-------- Input for this task

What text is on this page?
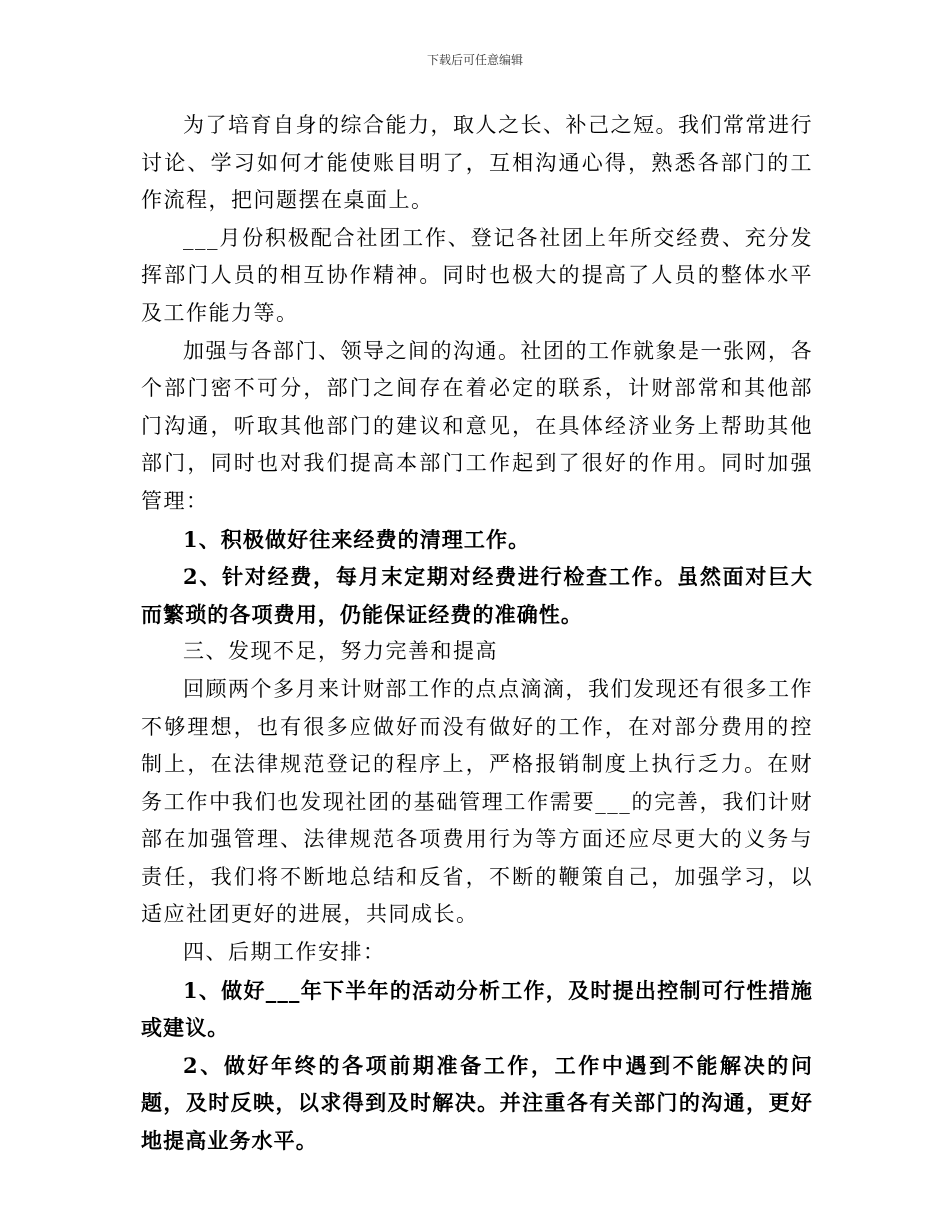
下载后可任意编辑

为了培育自身的综合能力，取人之长、补己之短。我们常常进行讨论、学习如何才能使账目明了，互相沟通心得，熟悉各部门的工作流程，把问题摆在桌面上。

___月份积极配合社团工作、登记各社团上年所交经费、充分发挥部门人员的相互协作精神。同时也极大的提高了人员的整体水平及工作能力等。

加强与各部门、领导之间的沟通。社团的工作就象是一张网，各个部门密不可分，部门之间存在着必定的联系，计财部常和其他部门沟通，听取其他部门的建议和意见，在具体经济业务上帮助其他部门，同时也对我们提高本部门工作起到了很好的作用。同时加强管理：

1、积极做好往来经费的清理工作。

2、针对经费，每月末定期对经费进行检查工作。虽然面对巨大而繁琐的各项费用，仍能保证经费的准确性。

三、发现不足，努力完善和提高

回顾两个多月来计财部工作的点点滴滴，我们发现还有很多工作不够理想，也有很多应做好而没有做好的工作，在对部分费用的控制上，在法律规范登记的程序上，严格报销制度上执行乏力。在财务工作中我们也发现社团的基础管理工作需要___的完善，我们计财部在加强管理、法律规范各项费用行为等方面还应尽更大的义务与责任，我们将不断地总结和反省，不断的鞭策自己，加强学习，以适应社团更好的进展，共同成长。

四、后期工作安排：

1、做好___年下半年的活动分析工作，及时提出控制可行性措施或建议。

2、做好年终的各项前期准备工作，工作中遇到不能解决的问题，及时反映，以求得到及时解决。并注重各有关部门的沟通，更好地提高业务水平。
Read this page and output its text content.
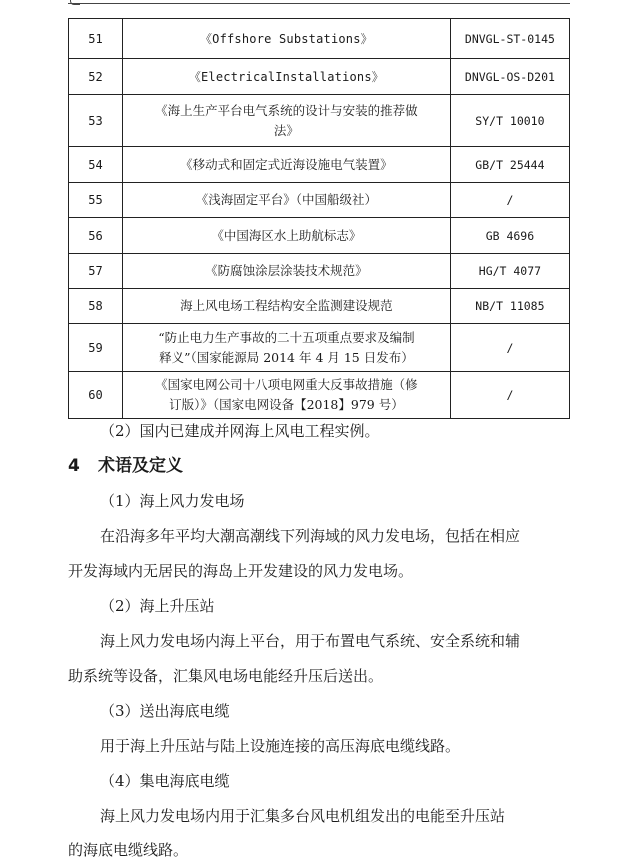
51	《Offshore Substations》	DNVGL-ST-0145
52	《ElectricalInstallations》	DNVGL-OS-D201
53	《海上生产平台电气系统的设计与安装的推荐做
法》	SY/T 10010
54	《移动式和固定式近海设施电气装置》	GB/T 25444
55	《浅海固定平台》（中国船级社）	/
56	《中国海区水上助航标志》	GB 4696
57	《防腐蚀涂层涂装技术规范》	HG/T 4077
58	海上风电场工程结构安全监测建设规范	NB/T 11085
59	“防止电力生产事故的二十五项重点要求及编制
释义”（国家能源局 2014 年 4 月 15 日发布）	/
60	《国家电网公司十八项电网重大反事故措施（修
订版）》（国家电网设备【2018】979 号）	/
（2）国内已建成并网海上风电工程实例。
4 术语及定义
（1）海上风力发电场
在沿海多年平均大潮高潮线下列海域的风力发电场，包括在相应
开发海域内无居民的海岛上开发建设的风力发电场。
（2）海上升压站
海上风力发电场内海上平台，用于布置电气系统、安全系统和辅
助系统等设备，汇集风电场电能经升压后送出。
（3）送出海底电缆
用于海上升压站与陆上设施连接的高压海底电缆线路。
（4）集电海底电缆
海上风力发电场内用于汇集多台风电机组发出的电能至升压站
的海底电缆线路。
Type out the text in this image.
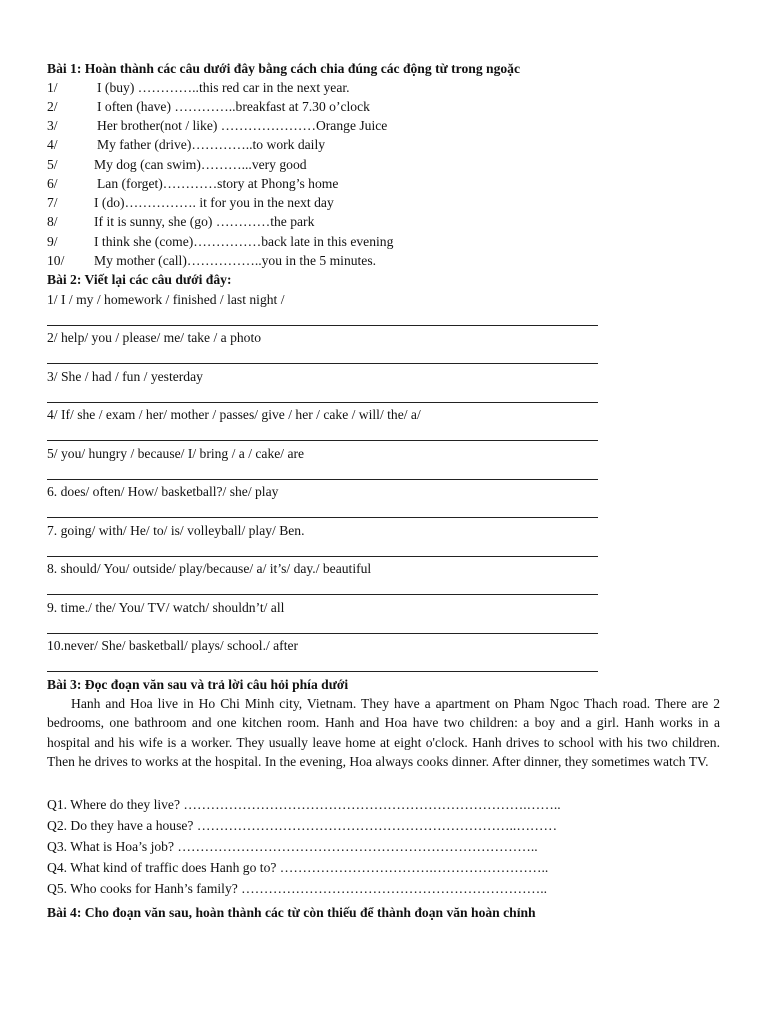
Bài 1: Hoàn thành các câu dưới đây bằng cách chia đúng các động từ trong ngoặc
1/	I (buy) …………..this red car in the next year.
2/	I often (have) …………..breakfast at 7.30 o’clock
3/	Her brother(not / like) …………………Orange Juice
4/	My father (drive)…………..to work daily
5/	My dog (can swim)………...very good
6/	Lan (forget)…………story at Phong’s home
7/	I (do)……………. it for you in the next day
8/	If it is sunny, she (go) …………the park
9/	I think she (come)……………back late in this evening
10/ My mother (call)……………..you in the 5 minutes.
Bài 2: Viết lại các câu dưới đây:
1/ I / my / homework / finished / last night /
2/ help/ you / please/ me/ take / a photo
3/ She / had / fun / yesterday
4/ If/ she / exam / her/ mother / passes/ give / her / cake / will/ the/ a/
5/ you/ hungry / because/ I/ bring / a / cake/ are
6. does/ often/ How/ basketball?/ she/ play
7. going/ with/ He/ to/ is/ volleyball/ play/ Ben.
8. should/ You/ outside/ play/because/ a/ it’s/ day./ beautiful
9. time./ the/ You/ TV/ watch/ shouldn’t/ all
10.never/ She/ basketball/ plays/ school./ after
Bài 3: Đọc đoạn văn sau và trả lời câu hỏi phía dưới
Hanh and Hoa live in Ho Chi Minh city, Vietnam. They have a apartment on Pham Ngoc Thach road. There are 2 bedrooms, one bathroom and one kitchen room. Hanh and Hoa have two children: a boy and a girl. Hanh works in a hospital and his wife is a worker. They usually leave home at eight o'clock. Hanh drives to school with his two children. Then he drives to works at the hospital. In the evening, Hoa always cooks dinner. After dinner, they sometimes watch TV.
Q1. Where do they live? ………………………………………………………………….……..
Q2. Do they have a house? ……………………………………………………………..………
Q3. What is Hoa’s job? ……………………………………………………………………..
Q4. What kind of traffic does Hanh go to? …………………………….……………………..
Q5. Who cooks for Hanh’s family? …………………………………………………………..
Bài 4: Cho đoạn văn sau, hoàn thành các từ còn thiếu để thành đoạn văn hoàn chỉnh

----------------

> Exercise brief
Repeat the data exactly in full, omitting its pictures.

> Full output
What text is on this page?
下载后可任意编辑

为了培育自身的综合能力，取人之长、补己之短。我们常常进行讨论、学习如何才能使账目明了，互相沟通心得，熟悉各部门的工作流程，把问题摆在桌面上。

___月份积极配合社团工作、登记各社团上年所交经费、充分发挥部门人员的相互协作精神。同时也极大的提高了人员的整体水平及工作能力等。

加强与各部门、领导之间的沟通。社团的工作就象是一张网，各个部门密不可分，部门之间存在着必定的联系，计财部常和其他部门沟通，听取其他部门的建议和意见，在具体经济业务上帮助其他部门，同时也对我们提高本部门工作起到了很好的作用。同时加强管理：

1、积极做好往来经费的清理工作。

2、针对经费，每月末定期对经费进行检查工作。虽然面对巨大而繁琐的各项费用，仍能保证经费的准确性。

三、发现不足，努力完善和提高

回顾两个多月来计财部工作的点点滴滴，我们发现还有很多工作不够理想，也有很多应做好而没有做好的工作，在对部分费用的控制上，在法律规范登记的程序上，严格报销制度上执行乏力。在财务工作中我们也发现社团的基础管理工作需要___的完善，我们计财部在加强管理、法律规范各项费用行为等方面还应尽更大的义务与责任，我们将不断地总结和反省，不断的鞭策自己，加强学习，以适应社团更好的进展，共同成长。

四、后期工作安排：

1、做好___年下半年的活动分析工作，及时提出控制可行性措施或建议。

2、做好年终的各项前期准备工作，工作中遇到不能解决的问题，及时反映，以求得到及时解决。并注重各有关部门的沟通，更好地提高业务水平。
Read this page and output its text content.
51	《Offshore Substations》	DNVGL-ST-0145
52	《ElectricalInstallations》	DNVGL-OS-D201
53	《海上生产平台电气系统的设计与安装的推荐做
法》	SY/T 10010
54	《移动式和固定式近海设施电气装置》	GB/T 25444
55	《浅海固定平台》（中国船级社）	/
56	《中国海区水上助航标志》	GB 4696
57	《防腐蚀涂层涂装技术规范》	HG/T 4077
58	海上风电场工程结构安全监测建设规范	NB/T 11085
59	“防止电力生产事故的二十五项重点要求及编制
释义”（国家能源局 2014 年 4 月 15 日发布）	/
60	《国家电网公司十八项电网重大反事故措施（修
订版）》（国家电网设备【2018】979 号）	/
（2）国内已建成并网海上风电工程实例。
4 术语及定义
（1）海上风力发电场
在沿海多年平均大潮高潮线下列海域的风力发电场，包括在相应
开发海域内无居民的海岛上开发建设的风力发电场。
（2）海上升压站
海上风力发电场内海上平台，用于布置电气系统、安全系统和辅
助系统等设备，汇集风电场电能经升压后送出。
（3）送出海底电缆
用于海上升压站与陆上设施连接的高压海底电缆线路。
（4）集电海底电缆
海上风力发电场内用于汇集多台风电机组发出的电能至升压站
的海底电缆线路。
Type out the text in this image.
Bài 1: Hoàn thành các câu dưới đây bằng cách chia đúng các động từ trong ngoặc
1/	I (buy) …………..this red car in the next year.
2/	I often (have) …………..breakfast at 7.30 o’clock
3/	Her brother(not / like) …………………Orange Juice
4/	My father (drive)…………..to work daily
5/	My dog (can swim)………...very good
6/	Lan (forget)…………story at Phong’s home
7/	I (do)……………. it for you in the next day
8/	If it is sunny, she (go) …………the park
9/	I think she (come)……………back late in this evening
10/ My mother (call)……………..you in the 5 minutes.
Bài 2: Viết lại các câu dưới đây:
1/ I / my / homework / finished / last night /
2/ help/ you / please/ me/ take / a photo
3/ She / had / fun / yesterday
4/ If/ she / exam / her/ mother / passes/ give / her / cake / will/ the/ a/
5/ you/ hungry / because/ I/ bring / a / cake/ are
6. does/ often/ How/ basketball?/ she/ play
7. going/ with/ He/ to/ is/ volleyball/ play/ Ben.
8. should/ You/ outside/ play/because/ a/ it’s/ day./ beautiful
9. time./ the/ You/ TV/ watch/ shouldn’t/ all
10.never/ She/ basketball/ plays/ school./ after
Bài 3: Đọc đoạn văn sau và trả lời câu hỏi phía dưới
Hanh and Hoa live in Ho Chi Minh city, Vietnam. They have a apartment on Pham Ngoc Thach road. There are 2 bedrooms, one bathroom and one kitchen room. Hanh and Hoa have two children: a boy and a girl. Hanh works in a hospital and his wife is a worker. They usually leave home at eight o'clock. Hanh drives to school with his two children. Then he drives to works at the hospital. In the evening, Hoa always cooks dinner. After dinner, they sometimes watch TV.
Q1. Where do they live? ………………………………………………………………….……..
Q2. Do they have a house? ……………………………………………………………..………
Q3. What is Hoa’s job? ……………………………………………………………………..
Q4. What kind of traffic does Hanh go to? …………………………….……………………..
Q5. Who cooks for Hanh’s family? …………………………………………………………..
Bài 4: Cho đoạn văn sau, hoàn thành các từ còn thiếu để thành đoạn văn hoàn chỉnh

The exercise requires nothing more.